▸ Records shown:
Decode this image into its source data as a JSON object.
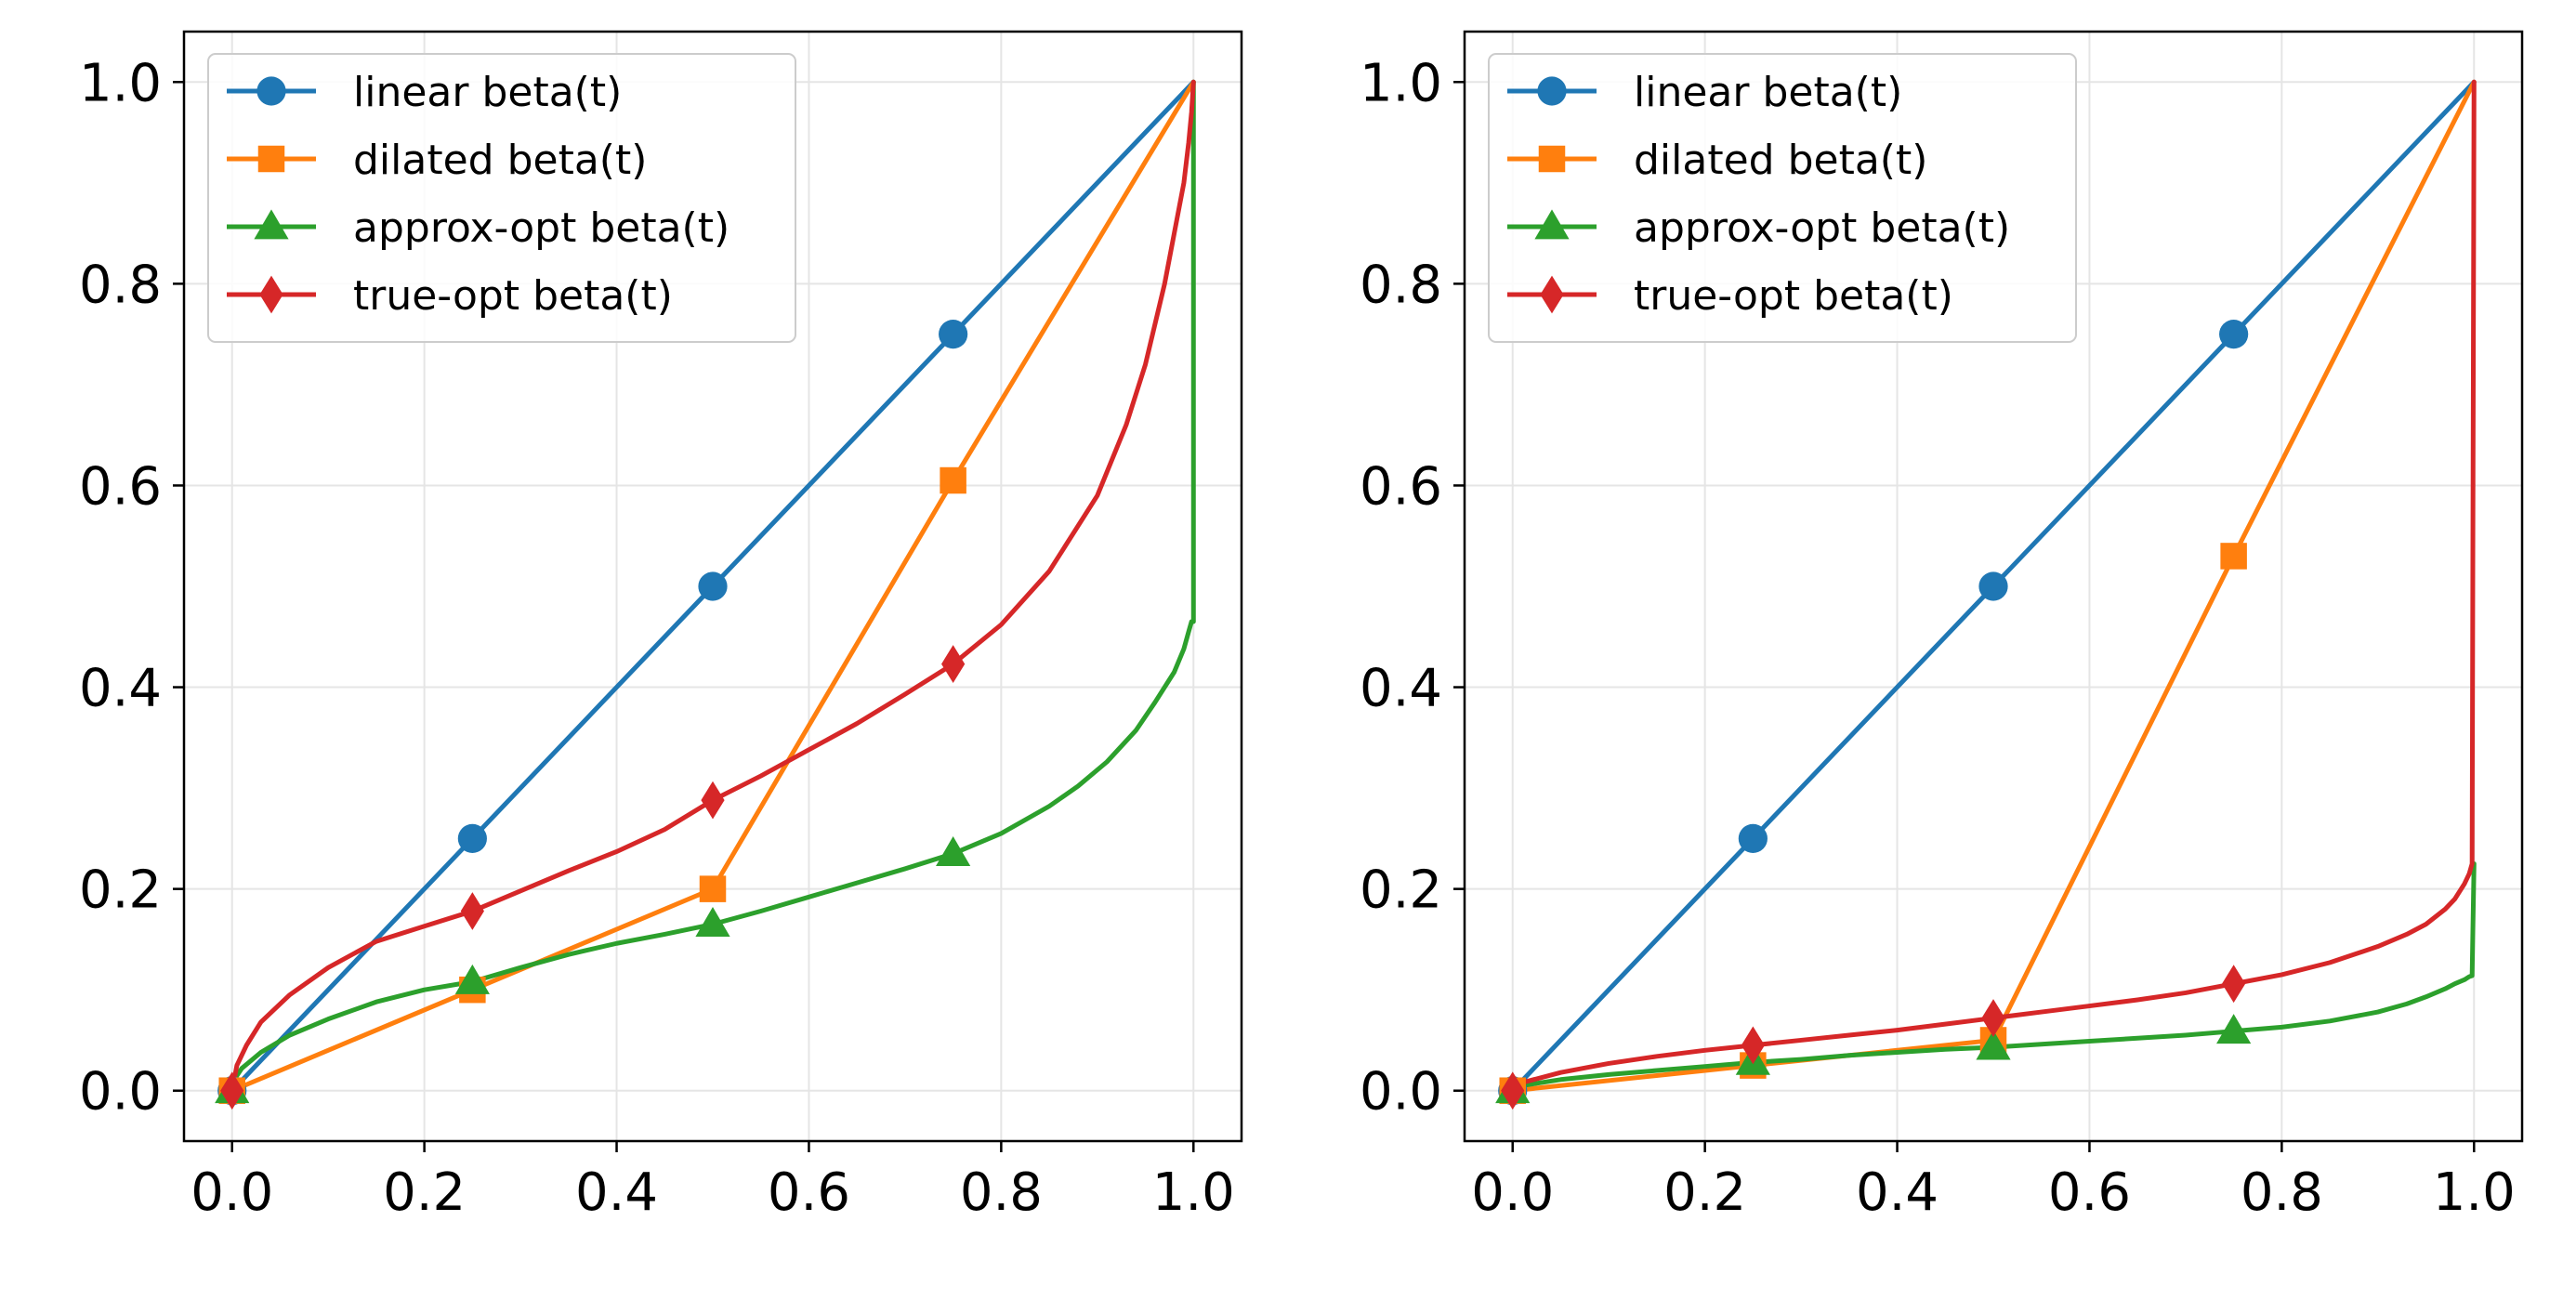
{
  "chart_data": [
    {
      "type": "line",
      "title": "",
      "xlabel": "",
      "ylabel": "",
      "xlim": [
        -0.05,
        1.05
      ],
      "ylim": [
        -0.05,
        1.05
      ],
      "xticks": [
        "0.0",
        "0.2",
        "0.4",
        "0.6",
        "0.8",
        "1.0"
      ],
      "yticks": [
        "0.0",
        "0.2",
        "0.4",
        "0.6",
        "0.8",
        "1.0"
      ],
      "grid": true,
      "legend_position": "top-left",
      "series": [
        {
          "name": "linear beta(t)",
          "color": "#1f77b4",
          "marker": "circle",
          "x": [
            0.0,
            0.25,
            0.5,
            0.75,
            1.0
          ],
          "y": [
            0.0,
            0.25,
            0.5,
            0.75,
            1.0
          ],
          "markers": [
            [
              0.0,
              0.0
            ],
            [
              0.25,
              0.25
            ],
            [
              0.5,
              0.5
            ],
            [
              0.75,
              0.75
            ]
          ]
        },
        {
          "name": "dilated beta(t)",
          "color": "#ff7f0e",
          "marker": "square",
          "x": [
            0.0,
            0.25,
            0.5,
            0.75,
            1.0
          ],
          "y": [
            0.0,
            0.1,
            0.2,
            0.605,
            1.0
          ],
          "markers": [
            [
              0.0,
              0.0
            ],
            [
              0.25,
              0.1
            ],
            [
              0.5,
              0.2
            ],
            [
              0.75,
              0.605
            ]
          ]
        },
        {
          "name": "approx-opt beta(t)",
          "color": "#2ca02c",
          "marker": "triangle",
          "x": [
            0.0,
            0.003,
            0.01,
            0.03,
            0.06,
            0.1,
            0.15,
            0.2,
            0.25,
            0.3,
            0.35,
            0.4,
            0.45,
            0.5,
            0.55,
            0.6,
            0.65,
            0.7,
            0.75,
            0.8,
            0.85,
            0.88,
            0.91,
            0.94,
            0.96,
            0.98,
            0.99,
            0.995,
            0.998,
            1.0,
            1.0
          ],
          "y": [
            0.0,
            0.012,
            0.022,
            0.038,
            0.055,
            0.071,
            0.088,
            0.1,
            0.108,
            0.122,
            0.135,
            0.146,
            0.155,
            0.165,
            0.178,
            0.192,
            0.206,
            0.22,
            0.235,
            0.255,
            0.282,
            0.302,
            0.326,
            0.357,
            0.385,
            0.415,
            0.438,
            0.455,
            0.465,
            0.465,
            1.0
          ],
          "markers": [
            [
              0.0,
              0.0
            ],
            [
              0.25,
              0.108
            ],
            [
              0.5,
              0.165
            ],
            [
              0.75,
              0.235
            ]
          ]
        },
        {
          "name": "true-opt beta(t)",
          "color": "#d62728",
          "marker": "diamond",
          "x": [
            0.0,
            0.005,
            0.015,
            0.03,
            0.06,
            0.1,
            0.15,
            0.2,
            0.25,
            0.3,
            0.35,
            0.4,
            0.45,
            0.5,
            0.55,
            0.6,
            0.65,
            0.7,
            0.75,
            0.8,
            0.85,
            0.9,
            0.93,
            0.95,
            0.97,
            0.98,
            0.99,
            0.995,
            0.998,
            1.0
          ],
          "y": [
            0.0,
            0.025,
            0.045,
            0.068,
            0.095,
            0.122,
            0.148,
            0.163,
            0.178,
            0.198,
            0.218,
            0.237,
            0.259,
            0.288,
            0.312,
            0.338,
            0.364,
            0.393,
            0.423,
            0.462,
            0.515,
            0.59,
            0.66,
            0.72,
            0.8,
            0.85,
            0.9,
            0.94,
            0.97,
            1.0
          ],
          "markers": [
            [
              0.0,
              0.0
            ],
            [
              0.25,
              0.178
            ],
            [
              0.5,
              0.288
            ],
            [
              0.75,
              0.423
            ]
          ]
        }
      ]
    },
    {
      "type": "line",
      "title": "",
      "xlabel": "",
      "ylabel": "",
      "xlim": [
        -0.05,
        1.05
      ],
      "ylim": [
        -0.05,
        1.05
      ],
      "xticks": [
        "0.0",
        "0.2",
        "0.4",
        "0.6",
        "0.8",
        "1.0"
      ],
      "yticks": [
        "0.0",
        "0.2",
        "0.4",
        "0.6",
        "0.8",
        "1.0"
      ],
      "grid": true,
      "legend_position": "top-left",
      "series": [
        {
          "name": "linear beta(t)",
          "color": "#1f77b4",
          "marker": "circle",
          "x": [
            0.0,
            0.25,
            0.5,
            0.75,
            1.0
          ],
          "y": [
            0.0,
            0.25,
            0.5,
            0.75,
            1.0
          ],
          "markers": [
            [
              0.0,
              0.0
            ],
            [
              0.25,
              0.25
            ],
            [
              0.5,
              0.5
            ],
            [
              0.75,
              0.75
            ]
          ]
        },
        {
          "name": "dilated beta(t)",
          "color": "#ff7f0e",
          "marker": "square",
          "x": [
            0.0,
            0.25,
            0.5,
            0.75,
            1.0
          ],
          "y": [
            0.0,
            0.025,
            0.05,
            0.53,
            1.0
          ],
          "markers": [
            [
              0.0,
              0.0
            ],
            [
              0.25,
              0.025
            ],
            [
              0.5,
              0.05
            ],
            [
              0.75,
              0.53
            ]
          ]
        },
        {
          "name": "approx-opt beta(t)",
          "color": "#2ca02c",
          "marker": "triangle",
          "x": [
            0.0,
            0.01,
            0.05,
            0.1,
            0.15,
            0.2,
            0.25,
            0.3,
            0.35,
            0.4,
            0.45,
            0.5,
            0.55,
            0.6,
            0.65,
            0.7,
            0.75,
            0.8,
            0.85,
            0.9,
            0.93,
            0.95,
            0.97,
            0.98,
            0.99,
            0.995,
            0.998,
            1.0
          ],
          "y": [
            0.0,
            0.005,
            0.011,
            0.016,
            0.02,
            0.024,
            0.028,
            0.031,
            0.035,
            0.038,
            0.041,
            0.043,
            0.046,
            0.049,
            0.052,
            0.055,
            0.059,
            0.063,
            0.069,
            0.078,
            0.086,
            0.093,
            0.101,
            0.106,
            0.11,
            0.113,
            0.114,
            0.225
          ],
          "markers": [
            [
              0.0,
              0.0
            ],
            [
              0.25,
              0.028
            ],
            [
              0.5,
              0.043
            ],
            [
              0.75,
              0.059
            ]
          ]
        },
        {
          "name": "true-opt beta(t)",
          "color": "#d62728",
          "marker": "diamond",
          "x": [
            0.0,
            0.01,
            0.05,
            0.1,
            0.15,
            0.2,
            0.25,
            0.3,
            0.35,
            0.4,
            0.45,
            0.5,
            0.55,
            0.6,
            0.65,
            0.7,
            0.75,
            0.8,
            0.85,
            0.9,
            0.93,
            0.95,
            0.97,
            0.98,
            0.99,
            0.995,
            0.998,
            1.0
          ],
          "y": [
            0.0,
            0.008,
            0.018,
            0.027,
            0.034,
            0.04,
            0.045,
            0.05,
            0.055,
            0.06,
            0.066,
            0.072,
            0.078,
            0.084,
            0.09,
            0.097,
            0.106,
            0.115,
            0.127,
            0.143,
            0.155,
            0.165,
            0.18,
            0.19,
            0.205,
            0.215,
            0.225,
            1.0
          ],
          "markers": [
            [
              0.0,
              0.0
            ],
            [
              0.25,
              0.045
            ],
            [
              0.5,
              0.072
            ],
            [
              0.75,
              0.106
            ]
          ]
        }
      ]
    }
  ]
}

▸ Set task: Make an exact copy of every entry above, minus the images.

▸ The reply:
Decode this image into its source data as a JSON object.
{
  "chart_data": [
    {
      "type": "line",
      "title": "",
      "xlabel": "",
      "ylabel": "",
      "xlim": [
        -0.05,
        1.05
      ],
      "ylim": [
        -0.05,
        1.05
      ],
      "xticks": [
        "0.0",
        "0.2",
        "0.4",
        "0.6",
        "0.8",
        "1.0"
      ],
      "yticks": [
        "0.0",
        "0.2",
        "0.4",
        "0.6",
        "0.8",
        "1.0"
      ],
      "grid": true,
      "legend_position": "top-left",
      "series": [
        {
          "name": "linear beta(t)",
          "color": "#1f77b4",
          "marker": "circle",
          "x": [
            0.0,
            0.25,
            0.5,
            0.75,
            1.0
          ],
          "y": [
            0.0,
            0.25,
            0.5,
            0.75,
            1.0
          ],
          "markers": [
            [
              0.0,
              0.0
            ],
            [
              0.25,
              0.25
            ],
            [
              0.5,
              0.5
            ],
            [
              0.75,
              0.75
            ]
          ]
        },
        {
          "name": "dilated beta(t)",
          "color": "#ff7f0e",
          "marker": "square",
          "x": [
            0.0,
            0.25,
            0.5,
            0.75,
            1.0
          ],
          "y": [
            0.0,
            0.1,
            0.2,
            0.605,
            1.0
          ],
          "markers": [
            [
              0.0,
              0.0
            ],
            [
              0.25,
              0.1
            ],
            [
              0.5,
              0.2
            ],
            [
              0.75,
              0.605
            ]
          ]
        },
        {
          "name": "approx-opt beta(t)",
          "color": "#2ca02c",
          "marker": "triangle",
          "x": [
            0.0,
            0.003,
            0.01,
            0.03,
            0.06,
            0.1,
            0.15,
            0.2,
            0.25,
            0.3,
            0.35,
            0.4,
            0.45,
            0.5,
            0.55,
            0.6,
            0.65,
            0.7,
            0.75,
            0.8,
            0.85,
            0.88,
            0.91,
            0.94,
            0.96,
            0.98,
            0.99,
            0.995,
            0.998,
            1.0,
            1.0
          ],
          "y": [
            0.0,
            0.012,
            0.022,
            0.038,
            0.055,
            0.071,
            0.088,
            0.1,
            0.108,
            0.122,
            0.135,
            0.146,
            0.155,
            0.165,
            0.178,
            0.192,
            0.206,
            0.22,
            0.235,
            0.255,
            0.282,
            0.302,
            0.326,
            0.357,
            0.385,
            0.415,
            0.438,
            0.455,
            0.465,
            0.465,
            1.0
          ],
          "markers": [
            [
              0.0,
              0.0
            ],
            [
              0.25,
              0.108
            ],
            [
              0.5,
              0.165
            ],
            [
              0.75,
              0.235
            ]
          ]
        },
        {
          "name": "true-opt beta(t)",
          "color": "#d62728",
          "marker": "diamond",
          "x": [
            0.0,
            0.005,
            0.015,
            0.03,
            0.06,
            0.1,
            0.15,
            0.2,
            0.25,
            0.3,
            0.35,
            0.4,
            0.45,
            0.5,
            0.55,
            0.6,
            0.65,
            0.7,
            0.75,
            0.8,
            0.85,
            0.9,
            0.93,
            0.95,
            0.97,
            0.98,
            0.99,
            0.995,
            0.998,
            1.0
          ],
          "y": [
            0.0,
            0.025,
            0.045,
            0.068,
            0.095,
            0.122,
            0.148,
            0.163,
            0.178,
            0.198,
            0.218,
            0.237,
            0.259,
            0.288,
            0.312,
            0.338,
            0.364,
            0.393,
            0.423,
            0.462,
            0.515,
            0.59,
            0.66,
            0.72,
            0.8,
            0.85,
            0.9,
            0.94,
            0.97,
            1.0
          ],
          "markers": [
            [
              0.0,
              0.0
            ],
            [
              0.25,
              0.178
            ],
            [
              0.5,
              0.288
            ],
            [
              0.75,
              0.423
            ]
          ]
        }
      ]
    },
    {
      "type": "line",
      "title": "",
      "xlabel": "",
      "ylabel": "",
      "xlim": [
        -0.05,
        1.05
      ],
      "ylim": [
        -0.05,
        1.05
      ],
      "xticks": [
        "0.0",
        "0.2",
        "0.4",
        "0.6",
        "0.8",
        "1.0"
      ],
      "yticks": [
        "0.0",
        "0.2",
        "0.4",
        "0.6",
        "0.8",
        "1.0"
      ],
      "grid": true,
      "legend_position": "top-left",
      "series": [
        {
          "name": "linear beta(t)",
          "color": "#1f77b4",
          "marker": "circle",
          "x": [
            0.0,
            0.25,
            0.5,
            0.75,
            1.0
          ],
          "y": [
            0.0,
            0.25,
            0.5,
            0.75,
            1.0
          ],
          "markers": [
            [
              0.0,
              0.0
            ],
            [
              0.25,
              0.25
            ],
            [
              0.5,
              0.5
            ],
            [
              0.75,
              0.75
            ]
          ]
        },
        {
          "name": "dilated beta(t)",
          "color": "#ff7f0e",
          "marker": "square",
          "x": [
            0.0,
            0.25,
            0.5,
            0.75,
            1.0
          ],
          "y": [
            0.0,
            0.025,
            0.05,
            0.53,
            1.0
          ],
          "markers": [
            [
              0.0,
              0.0
            ],
            [
              0.25,
              0.025
            ],
            [
              0.5,
              0.05
            ],
            [
              0.75,
              0.53
            ]
          ]
        },
        {
          "name": "approx-opt beta(t)",
          "color": "#2ca02c",
          "marker": "triangle",
          "x": [
            0.0,
            0.01,
            0.05,
            0.1,
            0.15,
            0.2,
            0.25,
            0.3,
            0.35,
            0.4,
            0.45,
            0.5,
            0.55,
            0.6,
            0.65,
            0.7,
            0.75,
            0.8,
            0.85,
            0.9,
            0.93,
            0.95,
            0.97,
            0.98,
            0.99,
            0.995,
            0.998,
            1.0
          ],
          "y": [
            0.0,
            0.005,
            0.011,
            0.016,
            0.02,
            0.024,
            0.028,
            0.031,
            0.035,
            0.038,
            0.041,
            0.043,
            0.046,
            0.049,
            0.052,
            0.055,
            0.059,
            0.063,
            0.069,
            0.078,
            0.086,
            0.093,
            0.101,
            0.106,
            0.11,
            0.113,
            0.114,
            0.225
          ],
          "markers": [
            [
              0.0,
              0.0
            ],
            [
              0.25,
              0.028
            ],
            [
              0.5,
              0.043
            ],
            [
              0.75,
              0.059
            ]
          ]
        },
        {
          "name": "true-opt beta(t)",
          "color": "#d62728",
          "marker": "diamond",
          "x": [
            0.0,
            0.01,
            0.05,
            0.1,
            0.15,
            0.2,
            0.25,
            0.3,
            0.35,
            0.4,
            0.45,
            0.5,
            0.55,
            0.6,
            0.65,
            0.7,
            0.75,
            0.8,
            0.85,
            0.9,
            0.93,
            0.95,
            0.97,
            0.98,
            0.99,
            0.995,
            0.998,
            1.0
          ],
          "y": [
            0.0,
            0.008,
            0.018,
            0.027,
            0.034,
            0.04,
            0.045,
            0.05,
            0.055,
            0.06,
            0.066,
            0.072,
            0.078,
            0.084,
            0.09,
            0.097,
            0.106,
            0.115,
            0.127,
            0.143,
            0.155,
            0.165,
            0.18,
            0.19,
            0.205,
            0.215,
            0.225,
            1.0
          ],
          "markers": [
            [
              0.0,
              0.0
            ],
            [
              0.25,
              0.045
            ],
            [
              0.5,
              0.072
            ],
            [
              0.75,
              0.106
            ]
          ]
        }
      ]
    }
  ]
}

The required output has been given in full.